THE TASK: Make an exact copy of the data below, leaving out every picture.

╭──

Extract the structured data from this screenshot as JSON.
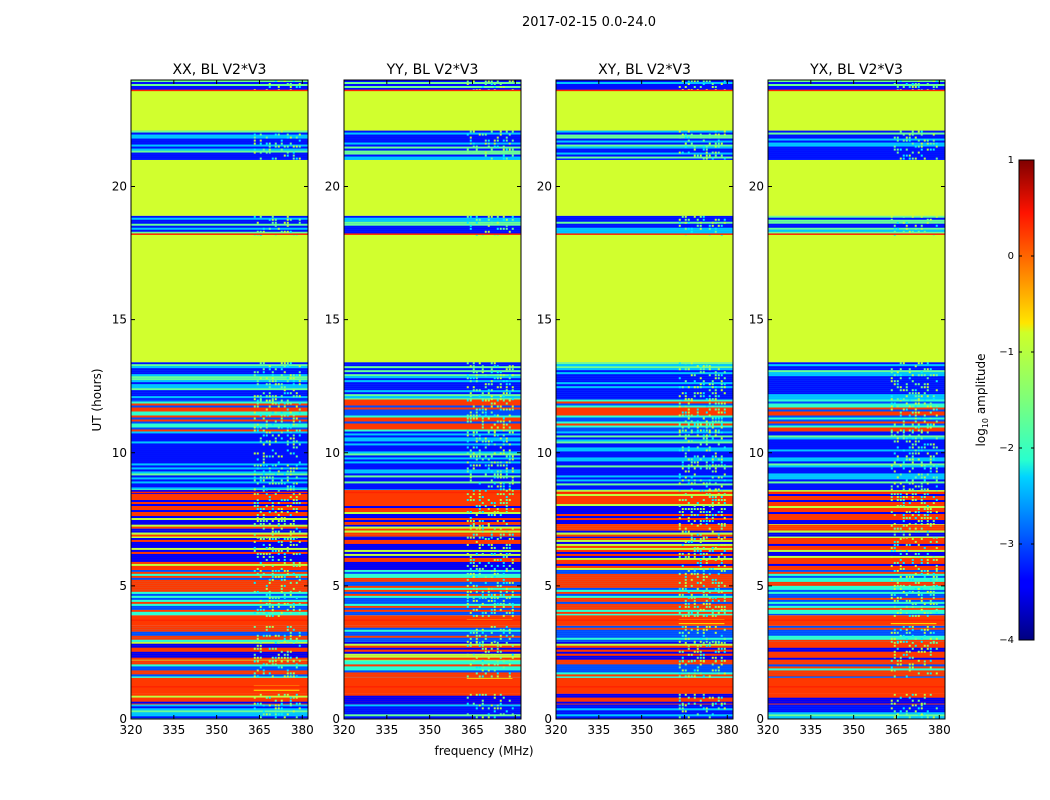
{
  "figure": {
    "suptitle": "2017-02-15 0.0-24.0",
    "xlabel": "frequency (MHz)",
    "ylabel": "UT (hours)"
  },
  "chart_data": {
    "type": "heatmap",
    "xlim": [
      320,
      382
    ],
    "ylim": [
      0,
      24
    ],
    "x_ticks": [
      320,
      335,
      350,
      365,
      380
    ],
    "x_tick_labels": [
      "320",
      "335",
      "350",
      "365",
      "380"
    ],
    "y_ticks": [
      0,
      5,
      10,
      15,
      20
    ],
    "y_tick_labels": [
      "0",
      "5",
      "10",
      "15",
      "20"
    ],
    "panels": [
      {
        "title": "XX, BL V2*V3",
        "name": "panel-xx"
      },
      {
        "title": "YY, BL V2*V3",
        "name": "panel-yy"
      },
      {
        "title": "XY, BL V2*V3",
        "name": "panel-xy"
      },
      {
        "title": "YX, BL V2*V3",
        "name": "panel-yx"
      }
    ],
    "colorbar": {
      "label_prefix": "log",
      "label_sub": "10",
      "label_suffix": " amplitude",
      "range": [
        -4,
        1
      ],
      "ticks": [
        -4,
        -3,
        -2,
        -1,
        0,
        1
      ],
      "tick_labels": [
        "−4",
        "−3",
        "−2",
        "−1",
        "0",
        "1"
      ],
      "colormap": "jet"
    },
    "rfi_band_mhz": [
      363,
      379
    ],
    "time_bands": [
      {
        "from": 0.0,
        "to": 0.55,
        "level": -2.6,
        "pattern": "noisy"
      },
      {
        "from": 0.55,
        "to": 0.95,
        "level": 0.1,
        "pattern": "stripes"
      },
      {
        "from": 0.95,
        "to": 1.55,
        "level": 0.1,
        "pattern": "solid"
      },
      {
        "from": 1.55,
        "to": 2.2,
        "level": -2.4,
        "pattern": "mixed"
      },
      {
        "from": 2.2,
        "to": 2.9,
        "level": 0.1,
        "pattern": "stripes"
      },
      {
        "from": 2.9,
        "to": 3.5,
        "level": -2.4,
        "pattern": "mixed"
      },
      {
        "from": 3.5,
        "to": 3.9,
        "level": 0.1,
        "pattern": "solid"
      },
      {
        "from": 3.9,
        "to": 5.6,
        "level": -2.2,
        "pattern": "mixed"
      },
      {
        "from": 5.6,
        "to": 6.8,
        "level": 0.1,
        "pattern": "stripes"
      },
      {
        "from": 6.8,
        "to": 7.3,
        "level": -1.2,
        "pattern": "stripes"
      },
      {
        "from": 7.3,
        "to": 8.6,
        "level": 0.1,
        "pattern": "stripes"
      },
      {
        "from": 8.6,
        "to": 10.8,
        "level": -2.8,
        "pattern": "noisy"
      },
      {
        "from": 10.8,
        "to": 12.0,
        "level": -2.2,
        "pattern": "mixed"
      },
      {
        "from": 12.0,
        "to": 13.4,
        "level": -2.6,
        "pattern": "noisy"
      },
      {
        "from": 13.4,
        "to": 18.2,
        "level": -1.1,
        "pattern": "solid"
      },
      {
        "from": 18.2,
        "to": 18.9,
        "level": -2.8,
        "pattern": "noisy"
      },
      {
        "from": 18.9,
        "to": 21.0,
        "level": -1.1,
        "pattern": "solid"
      },
      {
        "from": 21.0,
        "to": 22.1,
        "level": -2.8,
        "pattern": "noisy"
      },
      {
        "from": 22.1,
        "to": 23.6,
        "level": -1.1,
        "pattern": "solid"
      },
      {
        "from": 23.6,
        "to": 24.0,
        "level": -2.8,
        "pattern": "noisy"
      }
    ],
    "flag_lines_hours": [
      1.2,
      3.7,
      8.5,
      18.2,
      23.6
    ]
  }
}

╰──

RESULT:
Extract the structured data from this screenshot as JSON.
{
  "figure": {
    "suptitle": "2017-02-15 0.0-24.0",
    "xlabel": "frequency (MHz)",
    "ylabel": "UT (hours)"
  },
  "chart_data": {
    "type": "heatmap",
    "xlim": [
      320,
      382
    ],
    "ylim": [
      0,
      24
    ],
    "x_ticks": [
      320,
      335,
      350,
      365,
      380
    ],
    "x_tick_labels": [
      "320",
      "335",
      "350",
      "365",
      "380"
    ],
    "y_ticks": [
      0,
      5,
      10,
      15,
      20
    ],
    "y_tick_labels": [
      "0",
      "5",
      "10",
      "15",
      "20"
    ],
    "panels": [
      {
        "title": "XX, BL V2*V3",
        "name": "panel-xx"
      },
      {
        "title": "YY, BL V2*V3",
        "name": "panel-yy"
      },
      {
        "title": "XY, BL V2*V3",
        "name": "panel-xy"
      },
      {
        "title": "YX, BL V2*V3",
        "name": "panel-yx"
      }
    ],
    "colorbar": {
      "label_prefix": "log",
      "label_sub": "10",
      "label_suffix": " amplitude",
      "range": [
        -4,
        1
      ],
      "ticks": [
        -4,
        -3,
        -2,
        -1,
        0,
        1
      ],
      "tick_labels": [
        "−4",
        "−3",
        "−2",
        "−1",
        "0",
        "1"
      ],
      "colormap": "jet"
    },
    "rfi_band_mhz": [
      363,
      379
    ],
    "time_bands": [
      {
        "from": 0.0,
        "to": 0.55,
        "level": -2.6,
        "pattern": "noisy"
      },
      {
        "from": 0.55,
        "to": 0.95,
        "level": 0.1,
        "pattern": "stripes"
      },
      {
        "from": 0.95,
        "to": 1.55,
        "level": 0.1,
        "pattern": "solid"
      },
      {
        "from": 1.55,
        "to": 2.2,
        "level": -2.4,
        "pattern": "mixed"
      },
      {
        "from": 2.2,
        "to": 2.9,
        "level": 0.1,
        "pattern": "stripes"
      },
      {
        "from": 2.9,
        "to": 3.5,
        "level": -2.4,
        "pattern": "mixed"
      },
      {
        "from": 3.5,
        "to": 3.9,
        "level": 0.1,
        "pattern": "solid"
      },
      {
        "from": 3.9,
        "to": 5.6,
        "level": -2.2,
        "pattern": "mixed"
      },
      {
        "from": 5.6,
        "to": 6.8,
        "level": 0.1,
        "pattern": "stripes"
      },
      {
        "from": 6.8,
        "to": 7.3,
        "level": -1.2,
        "pattern": "stripes"
      },
      {
        "from": 7.3,
        "to": 8.6,
        "level": 0.1,
        "pattern": "stripes"
      },
      {
        "from": 8.6,
        "to": 10.8,
        "level": -2.8,
        "pattern": "noisy"
      },
      {
        "from": 10.8,
        "to": 12.0,
        "level": -2.2,
        "pattern": "mixed"
      },
      {
        "from": 12.0,
        "to": 13.4,
        "level": -2.6,
        "pattern": "noisy"
      },
      {
        "from": 13.4,
        "to": 18.2,
        "level": -1.1,
        "pattern": "solid"
      },
      {
        "from": 18.2,
        "to": 18.9,
        "level": -2.8,
        "pattern": "noisy"
      },
      {
        "from": 18.9,
        "to": 21.0,
        "level": -1.1,
        "pattern": "solid"
      },
      {
        "from": 21.0,
        "to": 22.1,
        "level": -2.8,
        "pattern": "noisy"
      },
      {
        "from": 22.1,
        "to": 23.6,
        "level": -1.1,
        "pattern": "solid"
      },
      {
        "from": 23.6,
        "to": 24.0,
        "level": -2.8,
        "pattern": "noisy"
      }
    ],
    "flag_lines_hours": [
      1.2,
      3.7,
      8.5,
      18.2,
      23.6
    ]
  }
}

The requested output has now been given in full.